WRITTEN REQUEST 1
For the passage on GM, state whether each of the following agrees with it: (a) GM's market share for the first seven months of 2012 was higher than for the same period in 2011; (b) the D-Segment made up 21.3% of the U.S. vehicle market during the first seven months of 2012; (c) the Toyota Camry was totally redesigned for 2013. Answer yes or no for each, quoting the deciding words of the passage exactly.
WRITTEN REQUEST 2
Pick up the passage on GM after its final sentence and continue it.

TEXT SHOWN
────

But, as it turns out, that figure was too rosy! GM stock prices have been hovering around $20 lately – even though the market is at a recent high. This means the losses will be closer to $26 to $38 billion – and that's not including the $15 billion in tax write offs that the administration illicitly handed GM during bankruptcy.
But the depressing thing is that despite this taxpayer moolah, GM might be headed for yet another bankruptcy. That at least is the claim of Louis Woodhill's provocative piece in Forbes. And the main reason, says Woodhill, is that GM makes crappy products. He notes:
For the first 7 months of 2012, their [GM vehicles'] market share was 18.0%, down from 20.0% for the same period in 2011. With a loss of market share comes a loss of relative cost-competitiveness. There is only so much market share that GM can lose before it would no longer have the resources to attempt to recover.
To help understand why GM keeps losing market share, let's look at the saga of the Chevy Malibu.
The Malibu is GM's entry in the automobile market's "D-Segment". The D-Segment comprises mid-size, popularly priced, family sedans, like the Toyota Camry and the Honda Accord. The D-Segment accounted for 14.7% of the total U.S. vehicle market in 2011, and 21.3% during the first 7 months of 2012.
Because the D-Segment is the highest volume single vehicle class in the U.S., and the U.S. is GM's home market, it is difficult to imagine how GM could survive long term unless it can profitably develop, manufacture, and market a vehicle that can hold its own in the D-Segment. This is true not only because of the revenue potential of the D-Segment, but also because of what an also-ran Malibu would say about GM's ability to execute at this time in its history.
GM is in the process of introducing a totally redesigned 2013 Chevy Malibu. It will compete in the D-Segment with, among others, the following: the Ford Fusion (totally redesigned for 2013); the Honda Accord (totally redesigned for 2013); the Hyundai Sonata (totally redesigned for 2011); the Nissan Altima (totally redesigned for 2013); the Toyota Camry (refreshed for 2013); and the Volkswagen Passat (totally redesigned for 2012).
Automobile technology is progressing so fast that the best vehicle in a given segment is usually just the newest design in that segment. Accordingly, if a car company comes out with a new, completely redesigned vehicle, it had better be superior to the older models being offered by its competitors. If it is not, the company will spend the next five years (the usual time between major redesigns in this segment) losing market share and/or offering costly "incentives" to "move the metal".

────

PROVIDED DATA
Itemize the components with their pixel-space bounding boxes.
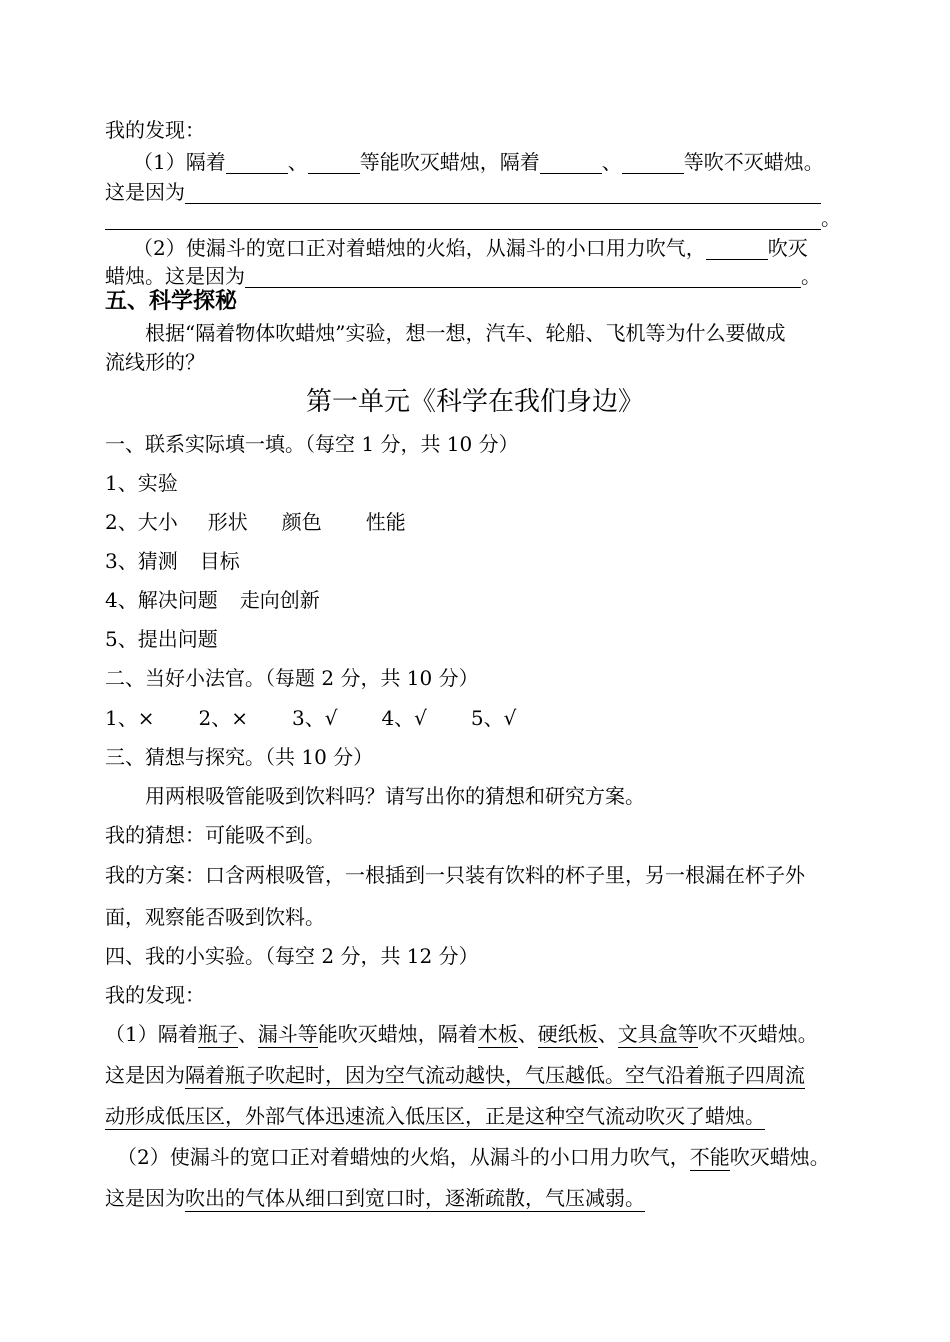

────

WRITTEN REPLY 1
(a) No: "their [GM vehicles'] market share was 18.0%, down from 20.0% for the same period in 2011."
(b) Yes: "21.3% during the first 7 months of 2012."
(c) No: "the Toyota Camry (refreshed for 2013)."

WRITTEN REPLY 2
Uh-oh. At this point, it appears that the 2013 Malibu is not only inferior to the 2012 Volkswagen Passat, it's not even as good as the car it replaces, the 2012 Chevy Malibu.
Former GM product czar Bob Lutz, rips Woodhill's analysis as "chicken-little…fatuous twaddle" that over-emphasizes GM's lackluster performance in North America and ignores its stellar record in China and other growing markets. Lutz has a point. But Woodhill might be right overall about GM going kaput again, but not necessarily for the reasons he gives.
The reason GM might be heading toward its doom again is that its very savior – the Obama administration – might in fact have set it up for failure.
Here's how:
The fact is that GM – like other American automakers – has had a hard time competing with its Asian and European rivals in the compact and the mid-size market. That's because its market incentives have been very different from theirs. Thanks to shorter driving distances, narrower roads and relatively high gas prices, foreign makers' home consumers are attracted to smaller cars -- making this segment their core strength. Not so in the good ole U.S. of A where the core strength of American carmakers has been large, gas-guzzling trucks and SUVs.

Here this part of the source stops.